--- Begin SUPPLIED RECORDS ---

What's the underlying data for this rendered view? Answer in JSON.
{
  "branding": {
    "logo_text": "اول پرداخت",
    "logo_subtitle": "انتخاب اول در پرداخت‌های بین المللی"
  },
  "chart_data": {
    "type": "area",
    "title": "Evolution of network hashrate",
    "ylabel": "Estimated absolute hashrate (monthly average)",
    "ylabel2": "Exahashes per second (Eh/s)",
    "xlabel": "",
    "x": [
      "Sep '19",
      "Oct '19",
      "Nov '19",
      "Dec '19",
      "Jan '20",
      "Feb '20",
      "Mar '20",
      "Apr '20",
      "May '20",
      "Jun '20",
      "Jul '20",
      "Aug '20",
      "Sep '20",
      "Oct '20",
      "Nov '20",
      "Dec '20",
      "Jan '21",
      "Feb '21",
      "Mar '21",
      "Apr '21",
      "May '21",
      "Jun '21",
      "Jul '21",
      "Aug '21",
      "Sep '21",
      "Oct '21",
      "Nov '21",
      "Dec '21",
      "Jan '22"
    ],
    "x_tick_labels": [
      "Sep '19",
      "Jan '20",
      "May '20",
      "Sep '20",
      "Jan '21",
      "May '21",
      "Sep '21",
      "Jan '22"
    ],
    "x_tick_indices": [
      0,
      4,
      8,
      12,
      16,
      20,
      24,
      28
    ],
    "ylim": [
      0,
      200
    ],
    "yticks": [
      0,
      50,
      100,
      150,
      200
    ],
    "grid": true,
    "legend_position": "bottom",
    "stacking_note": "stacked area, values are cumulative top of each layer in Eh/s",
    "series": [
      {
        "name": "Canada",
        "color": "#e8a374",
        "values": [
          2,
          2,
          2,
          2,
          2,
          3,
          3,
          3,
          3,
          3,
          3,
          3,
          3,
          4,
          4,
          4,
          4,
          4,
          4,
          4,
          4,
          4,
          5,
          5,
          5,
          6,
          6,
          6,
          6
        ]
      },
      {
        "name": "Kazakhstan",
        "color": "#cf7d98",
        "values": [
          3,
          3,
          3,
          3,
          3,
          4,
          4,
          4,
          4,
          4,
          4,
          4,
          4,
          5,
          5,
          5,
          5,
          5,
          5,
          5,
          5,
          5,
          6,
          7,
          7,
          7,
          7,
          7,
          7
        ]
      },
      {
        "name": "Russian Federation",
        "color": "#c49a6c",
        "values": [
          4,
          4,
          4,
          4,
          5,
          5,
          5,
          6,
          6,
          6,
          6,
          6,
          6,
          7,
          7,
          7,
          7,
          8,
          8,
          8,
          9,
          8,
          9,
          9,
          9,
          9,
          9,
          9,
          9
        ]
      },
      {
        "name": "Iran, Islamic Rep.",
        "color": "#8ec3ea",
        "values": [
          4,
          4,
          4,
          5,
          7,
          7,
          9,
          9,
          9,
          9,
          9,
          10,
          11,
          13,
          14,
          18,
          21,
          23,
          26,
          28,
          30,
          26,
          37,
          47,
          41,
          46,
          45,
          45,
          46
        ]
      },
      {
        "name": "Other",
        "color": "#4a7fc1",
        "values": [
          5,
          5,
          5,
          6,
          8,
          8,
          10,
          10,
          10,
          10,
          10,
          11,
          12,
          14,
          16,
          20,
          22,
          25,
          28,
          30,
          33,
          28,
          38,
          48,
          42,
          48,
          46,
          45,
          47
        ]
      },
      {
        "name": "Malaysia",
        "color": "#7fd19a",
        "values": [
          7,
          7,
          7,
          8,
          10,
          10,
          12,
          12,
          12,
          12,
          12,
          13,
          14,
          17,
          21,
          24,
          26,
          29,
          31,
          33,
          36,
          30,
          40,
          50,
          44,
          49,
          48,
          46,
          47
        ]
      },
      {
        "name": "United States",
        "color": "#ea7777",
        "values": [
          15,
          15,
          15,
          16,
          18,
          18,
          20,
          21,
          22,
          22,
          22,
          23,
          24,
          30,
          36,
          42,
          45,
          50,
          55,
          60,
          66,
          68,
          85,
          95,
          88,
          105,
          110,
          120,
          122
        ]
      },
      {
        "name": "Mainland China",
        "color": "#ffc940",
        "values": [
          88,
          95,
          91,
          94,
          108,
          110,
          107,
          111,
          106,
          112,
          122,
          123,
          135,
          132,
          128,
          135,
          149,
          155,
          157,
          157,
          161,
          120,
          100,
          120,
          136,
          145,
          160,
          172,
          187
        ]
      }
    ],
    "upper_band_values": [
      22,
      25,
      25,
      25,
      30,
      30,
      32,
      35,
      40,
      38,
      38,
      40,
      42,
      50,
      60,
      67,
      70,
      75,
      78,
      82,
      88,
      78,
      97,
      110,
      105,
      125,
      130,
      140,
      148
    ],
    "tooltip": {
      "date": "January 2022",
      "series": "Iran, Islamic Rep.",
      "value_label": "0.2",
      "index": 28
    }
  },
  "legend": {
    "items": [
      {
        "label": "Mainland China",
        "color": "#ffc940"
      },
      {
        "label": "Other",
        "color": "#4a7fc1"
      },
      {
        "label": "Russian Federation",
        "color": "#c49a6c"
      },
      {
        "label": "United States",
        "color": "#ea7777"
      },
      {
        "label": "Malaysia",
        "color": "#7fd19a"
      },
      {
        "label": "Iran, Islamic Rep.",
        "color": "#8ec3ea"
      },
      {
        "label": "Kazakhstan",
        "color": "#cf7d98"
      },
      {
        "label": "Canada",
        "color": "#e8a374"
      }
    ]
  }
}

--- End SUPPLIED RECORDS ---

> _AIM_
Show the data once more, exactly as it was written.

> _TASK SOLUTION_
What's the underlying data for this rendered view? Answer in JSON.
{
  "branding": {
    "logo_text": "اول پرداخت",
    "logo_subtitle": "انتخاب اول در پرداخت‌های بین المللی"
  },
  "chart_data": {
    "type": "area",
    "title": "Evolution of network hashrate",
    "ylabel": "Estimated absolute hashrate (monthly average)",
    "ylabel2": "Exahashes per second (Eh/s)",
    "xlabel": "",
    "x": [
      "Sep '19",
      "Oct '19",
      "Nov '19",
      "Dec '19",
      "Jan '20",
      "Feb '20",
      "Mar '20",
      "Apr '20",
      "May '20",
      "Jun '20",
      "Jul '20",
      "Aug '20",
      "Sep '20",
      "Oct '20",
      "Nov '20",
      "Dec '20",
      "Jan '21",
      "Feb '21",
      "Mar '21",
      "Apr '21",
      "May '21",
      "Jun '21",
      "Jul '21",
      "Aug '21",
      "Sep '21",
      "Oct '21",
      "Nov '21",
      "Dec '21",
      "Jan '22"
    ],
    "x_tick_labels": [
      "Sep '19",
      "Jan '20",
      "May '20",
      "Sep '20",
      "Jan '21",
      "May '21",
      "Sep '21",
      "Jan '22"
    ],
    "x_tick_indices": [
      0,
      4,
      8,
      12,
      16,
      20,
      24,
      28
    ],
    "ylim": [
      0,
      200
    ],
    "yticks": [
      0,
      50,
      100,
      150,
      200
    ],
    "grid": true,
    "legend_position": "bottom",
    "stacking_note": "stacked area, values are cumulative top of each layer in Eh/s",
    "series": [
      {
        "name": "Canada",
        "color": "#e8a374",
        "values": [
          2,
          2,
          2,
          2,
          2,
          3,
          3,
          3,
          3,
          3,
          3,
          3,
          3,
          4,
          4,
          4,
          4,
          4,
          4,
          4,
          4,
          4,
          5,
          5,
          5,
          6,
          6,
          6,
          6
        ]
      },
      {
        "name": "Kazakhstan",
        "color": "#cf7d98",
        "values": [
          3,
          3,
          3,
          3,
          3,
          4,
          4,
          4,
          4,
          4,
          4,
          4,
          4,
          5,
          5,
          5,
          5,
          5,
          5,
          5,
          5,
          5,
          6,
          7,
          7,
          7,
          7,
          7,
          7
        ]
      },
      {
        "name": "Russian Federation",
        "color": "#c49a6c",
        "values": [
          4,
          4,
          4,
          4,
          5,
          5,
          5,
          6,
          6,
          6,
          6,
          6,
          6,
          7,
          7,
          7,
          7,
          8,
          8,
          8,
          9,
          8,
          9,
          9,
          9,
          9,
          9,
          9,
          9
        ]
      },
      {
        "name": "Iran, Islamic Rep.",
        "color": "#8ec3ea",
        "values": [
          4,
          4,
          4,
          5,
          7,
          7,
          9,
          9,
          9,
          9,
          9,
          10,
          11,
          13,
          14,
          18,
          21,
          23,
          26,
          28,
          30,
          26,
          37,
          47,
          41,
          46,
          45,
          45,
          46
        ]
      },
      {
        "name": "Other",
        "color": "#4a7fc1",
        "values": [
          5,
          5,
          5,
          6,
          8,
          8,
          10,
          10,
          10,
          10,
          10,
          11,
          12,
          14,
          16,
          20,
          22,
          25,
          28,
          30,
          33,
          28,
          38,
          48,
          42,
          48,
          46,
          45,
          47
        ]
      },
      {
        "name": "Malaysia",
        "color": "#7fd19a",
        "values": [
          7,
          7,
          7,
          8,
          10,
          10,
          12,
          12,
          12,
          12,
          12,
          13,
          14,
          17,
          21,
          24,
          26,
          29,
          31,
          33,
          36,
          30,
          40,
          50,
          44,
          49,
          48,
          46,
          47
        ]
      },
      {
        "name": "United States",
        "color": "#ea7777",
        "values": [
          15,
          15,
          15,
          16,
          18,
          18,
          20,
          21,
          22,
          22,
          22,
          23,
          24,
          30,
          36,
          42,
          45,
          50,
          55,
          60,
          66,
          68,
          85,
          95,
          88,
          105,
          110,
          120,
          122
        ]
      },
      {
        "name": "Mainland China",
        "color": "#ffc940",
        "values": [
          88,
          95,
          91,
          94,
          108,
          110,
          107,
          111,
          106,
          112,
          122,
          123,
          135,
          132,
          128,
          135,
          149,
          155,
          157,
          157,
          161,
          120,
          100,
          120,
          136,
          145,
          160,
          172,
          187
        ]
      }
    ],
    "upper_band_values": [
      22,
      25,
      25,
      25,
      30,
      30,
      32,
      35,
      40,
      38,
      38,
      40,
      42,
      50,
      60,
      67,
      70,
      75,
      78,
      82,
      88,
      78,
      97,
      110,
      105,
      125,
      130,
      140,
      148
    ],
    "tooltip": {
      "date": "January 2022",
      "series": "Iran, Islamic Rep.",
      "value_label": "0.2",
      "index": 28
    }
  },
  "legend": {
    "items": [
      {
        "label": "Mainland China",
        "color": "#ffc940"
      },
      {
        "label": "Other",
        "color": "#4a7fc1"
      },
      {
        "label": "Russian Federation",
        "color": "#c49a6c"
      },
      {
        "label": "United States",
        "color": "#ea7777"
      },
      {
        "label": "Malaysia",
        "color": "#7fd19a"
      },
      {
        "label": "Iran, Islamic Rep.",
        "color": "#8ec3ea"
      },
      {
        "label": "Kazakhstan",
        "color": "#cf7d98"
      },
      {
        "label": "Canada",
        "color": "#e8a374"
      }
    ]
  }
}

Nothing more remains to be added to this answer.